> **Problem details**:
Copy every line of the following data that includes the string "page".

[Begin]

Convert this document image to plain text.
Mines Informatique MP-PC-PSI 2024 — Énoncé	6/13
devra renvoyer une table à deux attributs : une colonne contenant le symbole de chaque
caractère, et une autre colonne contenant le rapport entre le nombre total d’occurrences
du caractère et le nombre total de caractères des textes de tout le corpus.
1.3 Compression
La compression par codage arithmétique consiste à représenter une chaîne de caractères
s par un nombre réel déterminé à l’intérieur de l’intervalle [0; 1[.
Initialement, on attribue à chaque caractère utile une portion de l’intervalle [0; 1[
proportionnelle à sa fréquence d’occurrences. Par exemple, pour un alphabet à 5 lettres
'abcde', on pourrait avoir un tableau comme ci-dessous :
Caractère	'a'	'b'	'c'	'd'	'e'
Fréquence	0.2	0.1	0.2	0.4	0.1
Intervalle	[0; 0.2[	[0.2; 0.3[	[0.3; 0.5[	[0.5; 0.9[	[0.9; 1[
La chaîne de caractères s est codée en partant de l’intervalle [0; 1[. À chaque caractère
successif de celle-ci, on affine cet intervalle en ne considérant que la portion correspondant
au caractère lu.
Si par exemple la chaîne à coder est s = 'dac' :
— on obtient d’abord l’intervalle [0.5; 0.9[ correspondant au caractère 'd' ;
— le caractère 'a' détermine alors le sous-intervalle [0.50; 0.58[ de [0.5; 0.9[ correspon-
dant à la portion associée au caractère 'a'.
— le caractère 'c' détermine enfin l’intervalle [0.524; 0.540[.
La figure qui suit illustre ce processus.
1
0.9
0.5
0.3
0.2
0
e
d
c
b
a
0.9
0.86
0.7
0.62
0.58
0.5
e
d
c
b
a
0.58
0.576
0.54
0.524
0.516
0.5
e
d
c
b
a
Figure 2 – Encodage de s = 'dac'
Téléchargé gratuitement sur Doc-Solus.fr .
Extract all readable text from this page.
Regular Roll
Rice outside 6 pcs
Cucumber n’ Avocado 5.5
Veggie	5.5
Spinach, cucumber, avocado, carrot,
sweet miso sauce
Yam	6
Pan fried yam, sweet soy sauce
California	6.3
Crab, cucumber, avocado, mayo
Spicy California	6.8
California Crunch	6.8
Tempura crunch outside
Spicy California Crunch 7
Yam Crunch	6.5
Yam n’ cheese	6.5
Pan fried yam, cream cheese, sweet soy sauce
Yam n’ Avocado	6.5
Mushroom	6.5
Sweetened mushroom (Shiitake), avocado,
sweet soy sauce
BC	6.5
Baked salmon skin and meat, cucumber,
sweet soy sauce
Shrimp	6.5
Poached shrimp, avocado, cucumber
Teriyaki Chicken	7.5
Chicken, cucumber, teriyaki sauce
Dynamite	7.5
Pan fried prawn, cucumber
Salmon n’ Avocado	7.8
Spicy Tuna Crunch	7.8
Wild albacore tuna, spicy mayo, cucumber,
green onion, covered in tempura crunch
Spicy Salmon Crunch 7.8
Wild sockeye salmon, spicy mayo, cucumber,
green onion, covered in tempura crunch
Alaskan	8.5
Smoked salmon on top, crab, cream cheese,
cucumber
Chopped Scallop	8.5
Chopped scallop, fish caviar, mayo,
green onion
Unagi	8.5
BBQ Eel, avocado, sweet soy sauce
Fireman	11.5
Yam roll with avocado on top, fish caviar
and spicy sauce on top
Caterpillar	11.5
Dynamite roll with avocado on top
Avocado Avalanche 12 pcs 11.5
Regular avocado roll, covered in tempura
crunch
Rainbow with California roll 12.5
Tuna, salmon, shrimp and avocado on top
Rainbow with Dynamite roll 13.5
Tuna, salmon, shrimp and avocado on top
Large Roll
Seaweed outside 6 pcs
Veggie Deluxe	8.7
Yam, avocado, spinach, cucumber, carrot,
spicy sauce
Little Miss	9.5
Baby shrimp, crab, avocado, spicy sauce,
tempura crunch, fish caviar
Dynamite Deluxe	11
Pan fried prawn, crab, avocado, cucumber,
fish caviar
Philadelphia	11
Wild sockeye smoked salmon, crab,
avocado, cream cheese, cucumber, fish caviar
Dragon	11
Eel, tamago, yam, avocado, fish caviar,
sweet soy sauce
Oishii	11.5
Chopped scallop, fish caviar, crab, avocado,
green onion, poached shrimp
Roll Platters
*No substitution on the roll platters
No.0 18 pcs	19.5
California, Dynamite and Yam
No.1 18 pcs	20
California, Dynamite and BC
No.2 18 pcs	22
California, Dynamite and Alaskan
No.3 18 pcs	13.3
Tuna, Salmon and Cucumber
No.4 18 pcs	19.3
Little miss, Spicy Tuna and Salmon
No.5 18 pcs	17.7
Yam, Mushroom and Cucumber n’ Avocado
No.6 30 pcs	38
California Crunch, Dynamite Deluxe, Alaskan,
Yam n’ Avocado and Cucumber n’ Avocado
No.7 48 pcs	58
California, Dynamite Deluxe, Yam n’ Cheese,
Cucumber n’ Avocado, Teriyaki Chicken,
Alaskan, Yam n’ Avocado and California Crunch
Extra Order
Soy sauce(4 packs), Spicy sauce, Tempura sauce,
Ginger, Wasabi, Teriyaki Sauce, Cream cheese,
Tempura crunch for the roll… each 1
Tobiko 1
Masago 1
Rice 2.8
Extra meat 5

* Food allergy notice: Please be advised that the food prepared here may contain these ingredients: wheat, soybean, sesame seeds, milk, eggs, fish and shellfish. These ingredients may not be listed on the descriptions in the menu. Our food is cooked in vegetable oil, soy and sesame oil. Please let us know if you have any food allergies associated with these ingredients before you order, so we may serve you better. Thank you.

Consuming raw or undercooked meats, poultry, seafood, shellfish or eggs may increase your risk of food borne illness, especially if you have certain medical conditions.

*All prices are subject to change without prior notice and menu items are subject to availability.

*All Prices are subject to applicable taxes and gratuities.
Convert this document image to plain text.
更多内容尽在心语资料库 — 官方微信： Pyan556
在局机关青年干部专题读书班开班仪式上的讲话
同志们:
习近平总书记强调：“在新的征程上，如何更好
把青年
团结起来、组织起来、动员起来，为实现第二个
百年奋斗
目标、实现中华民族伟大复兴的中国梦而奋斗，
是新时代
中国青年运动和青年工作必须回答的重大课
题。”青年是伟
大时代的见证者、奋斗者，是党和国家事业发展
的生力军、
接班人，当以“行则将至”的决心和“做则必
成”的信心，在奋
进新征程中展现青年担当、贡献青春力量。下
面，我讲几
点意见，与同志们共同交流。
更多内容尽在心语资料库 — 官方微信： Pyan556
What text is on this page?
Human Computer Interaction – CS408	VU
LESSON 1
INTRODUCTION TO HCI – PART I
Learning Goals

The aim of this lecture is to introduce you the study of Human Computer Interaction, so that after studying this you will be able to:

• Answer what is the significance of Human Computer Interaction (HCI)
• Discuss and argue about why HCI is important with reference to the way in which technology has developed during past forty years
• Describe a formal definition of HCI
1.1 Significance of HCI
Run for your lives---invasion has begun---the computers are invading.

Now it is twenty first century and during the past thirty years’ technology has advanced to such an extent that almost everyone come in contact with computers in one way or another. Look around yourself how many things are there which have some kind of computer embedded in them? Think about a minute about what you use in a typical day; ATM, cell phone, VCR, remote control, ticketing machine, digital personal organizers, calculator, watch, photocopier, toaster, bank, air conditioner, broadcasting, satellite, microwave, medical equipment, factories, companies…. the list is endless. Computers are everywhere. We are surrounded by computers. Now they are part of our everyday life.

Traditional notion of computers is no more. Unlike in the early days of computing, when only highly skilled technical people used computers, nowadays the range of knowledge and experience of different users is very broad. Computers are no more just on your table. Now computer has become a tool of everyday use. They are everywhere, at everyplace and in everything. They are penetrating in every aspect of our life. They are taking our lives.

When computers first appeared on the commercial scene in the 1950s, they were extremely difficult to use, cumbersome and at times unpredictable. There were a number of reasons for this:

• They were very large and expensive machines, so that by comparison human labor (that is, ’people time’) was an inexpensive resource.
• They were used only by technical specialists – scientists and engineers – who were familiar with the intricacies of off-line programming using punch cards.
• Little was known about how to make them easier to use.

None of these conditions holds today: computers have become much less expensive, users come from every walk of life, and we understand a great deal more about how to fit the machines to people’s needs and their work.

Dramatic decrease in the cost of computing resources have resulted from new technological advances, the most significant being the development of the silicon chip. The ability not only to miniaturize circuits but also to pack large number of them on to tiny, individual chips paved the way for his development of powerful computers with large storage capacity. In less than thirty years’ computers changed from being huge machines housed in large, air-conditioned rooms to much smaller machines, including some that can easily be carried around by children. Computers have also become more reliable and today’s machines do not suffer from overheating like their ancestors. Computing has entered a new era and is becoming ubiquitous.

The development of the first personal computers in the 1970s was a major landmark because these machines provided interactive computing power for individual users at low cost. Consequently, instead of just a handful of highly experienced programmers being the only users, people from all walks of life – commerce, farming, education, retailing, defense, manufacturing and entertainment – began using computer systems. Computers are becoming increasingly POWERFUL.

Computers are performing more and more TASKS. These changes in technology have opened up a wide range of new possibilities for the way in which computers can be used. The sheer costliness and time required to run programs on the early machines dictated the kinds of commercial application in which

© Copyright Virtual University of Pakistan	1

[End]

> **Solution**:
Extract all readable text from this page.
What text is on this page?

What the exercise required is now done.